Select from the data all lines with the word "Console".

=== Data extracted from a collection ===
§

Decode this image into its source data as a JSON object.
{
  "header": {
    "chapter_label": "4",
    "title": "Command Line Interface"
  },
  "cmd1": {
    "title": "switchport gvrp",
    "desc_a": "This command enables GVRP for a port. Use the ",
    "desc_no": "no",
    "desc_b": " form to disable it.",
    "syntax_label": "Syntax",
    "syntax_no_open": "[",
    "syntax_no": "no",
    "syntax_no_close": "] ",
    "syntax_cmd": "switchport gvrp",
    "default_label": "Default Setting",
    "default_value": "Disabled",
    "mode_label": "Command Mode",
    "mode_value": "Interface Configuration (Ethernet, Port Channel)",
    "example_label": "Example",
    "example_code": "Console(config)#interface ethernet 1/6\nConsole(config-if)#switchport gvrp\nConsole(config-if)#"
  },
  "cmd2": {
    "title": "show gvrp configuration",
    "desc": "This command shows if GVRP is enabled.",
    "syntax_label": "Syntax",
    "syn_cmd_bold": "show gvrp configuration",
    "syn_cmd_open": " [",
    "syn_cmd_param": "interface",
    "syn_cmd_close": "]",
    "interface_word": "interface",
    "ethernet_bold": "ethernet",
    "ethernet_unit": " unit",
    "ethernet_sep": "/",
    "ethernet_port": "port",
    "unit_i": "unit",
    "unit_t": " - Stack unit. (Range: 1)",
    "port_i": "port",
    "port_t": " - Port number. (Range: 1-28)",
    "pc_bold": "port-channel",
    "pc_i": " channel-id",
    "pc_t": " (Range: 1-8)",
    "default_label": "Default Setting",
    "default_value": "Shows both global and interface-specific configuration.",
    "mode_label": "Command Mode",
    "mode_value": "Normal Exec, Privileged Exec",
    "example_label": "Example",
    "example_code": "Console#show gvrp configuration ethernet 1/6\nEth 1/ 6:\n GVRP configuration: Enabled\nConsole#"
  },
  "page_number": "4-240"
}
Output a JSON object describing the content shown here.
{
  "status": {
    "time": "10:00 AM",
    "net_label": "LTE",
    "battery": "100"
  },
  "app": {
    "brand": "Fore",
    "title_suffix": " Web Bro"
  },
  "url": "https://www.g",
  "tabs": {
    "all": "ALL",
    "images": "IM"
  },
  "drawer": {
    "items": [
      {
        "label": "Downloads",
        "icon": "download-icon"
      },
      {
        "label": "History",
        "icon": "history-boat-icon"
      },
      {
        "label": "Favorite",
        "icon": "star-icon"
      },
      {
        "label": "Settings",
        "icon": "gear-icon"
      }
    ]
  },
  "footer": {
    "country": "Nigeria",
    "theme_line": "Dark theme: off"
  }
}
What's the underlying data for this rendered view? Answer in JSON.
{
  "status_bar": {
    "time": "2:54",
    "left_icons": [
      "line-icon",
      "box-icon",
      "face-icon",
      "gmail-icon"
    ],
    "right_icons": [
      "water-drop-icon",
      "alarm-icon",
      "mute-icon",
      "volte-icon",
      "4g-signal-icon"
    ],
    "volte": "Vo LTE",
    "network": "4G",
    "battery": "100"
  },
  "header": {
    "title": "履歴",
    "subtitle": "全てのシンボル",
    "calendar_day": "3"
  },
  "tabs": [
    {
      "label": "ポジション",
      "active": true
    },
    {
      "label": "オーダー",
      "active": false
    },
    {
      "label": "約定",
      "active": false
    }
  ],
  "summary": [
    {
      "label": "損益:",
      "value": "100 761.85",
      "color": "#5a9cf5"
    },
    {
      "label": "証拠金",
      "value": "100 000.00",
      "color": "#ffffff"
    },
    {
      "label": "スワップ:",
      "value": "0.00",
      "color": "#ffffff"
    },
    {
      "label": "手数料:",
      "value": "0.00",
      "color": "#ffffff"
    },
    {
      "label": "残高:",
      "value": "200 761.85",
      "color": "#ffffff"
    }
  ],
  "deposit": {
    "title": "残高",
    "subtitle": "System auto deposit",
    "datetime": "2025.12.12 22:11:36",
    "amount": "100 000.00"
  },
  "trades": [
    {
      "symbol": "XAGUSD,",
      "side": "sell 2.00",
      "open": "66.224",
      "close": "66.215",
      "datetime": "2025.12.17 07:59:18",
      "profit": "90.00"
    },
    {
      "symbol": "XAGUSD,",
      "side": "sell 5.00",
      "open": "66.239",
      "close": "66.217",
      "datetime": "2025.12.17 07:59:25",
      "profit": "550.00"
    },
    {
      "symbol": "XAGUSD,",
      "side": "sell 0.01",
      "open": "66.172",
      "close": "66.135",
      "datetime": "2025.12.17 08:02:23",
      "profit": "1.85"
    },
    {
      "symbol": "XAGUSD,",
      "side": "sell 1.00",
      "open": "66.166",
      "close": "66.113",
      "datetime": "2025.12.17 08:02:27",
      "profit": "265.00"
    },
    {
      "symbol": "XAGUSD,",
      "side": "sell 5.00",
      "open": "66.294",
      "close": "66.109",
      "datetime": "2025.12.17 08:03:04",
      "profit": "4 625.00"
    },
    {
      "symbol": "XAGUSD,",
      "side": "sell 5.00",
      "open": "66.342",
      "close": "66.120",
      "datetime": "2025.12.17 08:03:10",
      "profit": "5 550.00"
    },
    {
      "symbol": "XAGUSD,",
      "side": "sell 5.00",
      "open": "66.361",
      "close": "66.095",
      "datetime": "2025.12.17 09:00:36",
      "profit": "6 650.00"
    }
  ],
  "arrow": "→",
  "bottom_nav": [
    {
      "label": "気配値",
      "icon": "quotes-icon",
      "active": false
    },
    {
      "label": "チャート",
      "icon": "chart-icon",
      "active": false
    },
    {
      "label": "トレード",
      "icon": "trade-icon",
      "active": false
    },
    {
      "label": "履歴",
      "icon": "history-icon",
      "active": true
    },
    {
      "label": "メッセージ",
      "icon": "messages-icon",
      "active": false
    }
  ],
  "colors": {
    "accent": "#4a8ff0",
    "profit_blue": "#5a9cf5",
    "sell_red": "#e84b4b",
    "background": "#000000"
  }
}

§

=== EXERCISE OUTPUT ===
    "example_code": "Console(config)#interface ethernet 1/6\nConsole(config-if)#switchport gvrp\nConsole(config-if)#"
    "example_code": "Console#show gvrp configuration ethernet 1/6\nEth 1/ 6:\n GVRP configuration: Enabled\nConsole#"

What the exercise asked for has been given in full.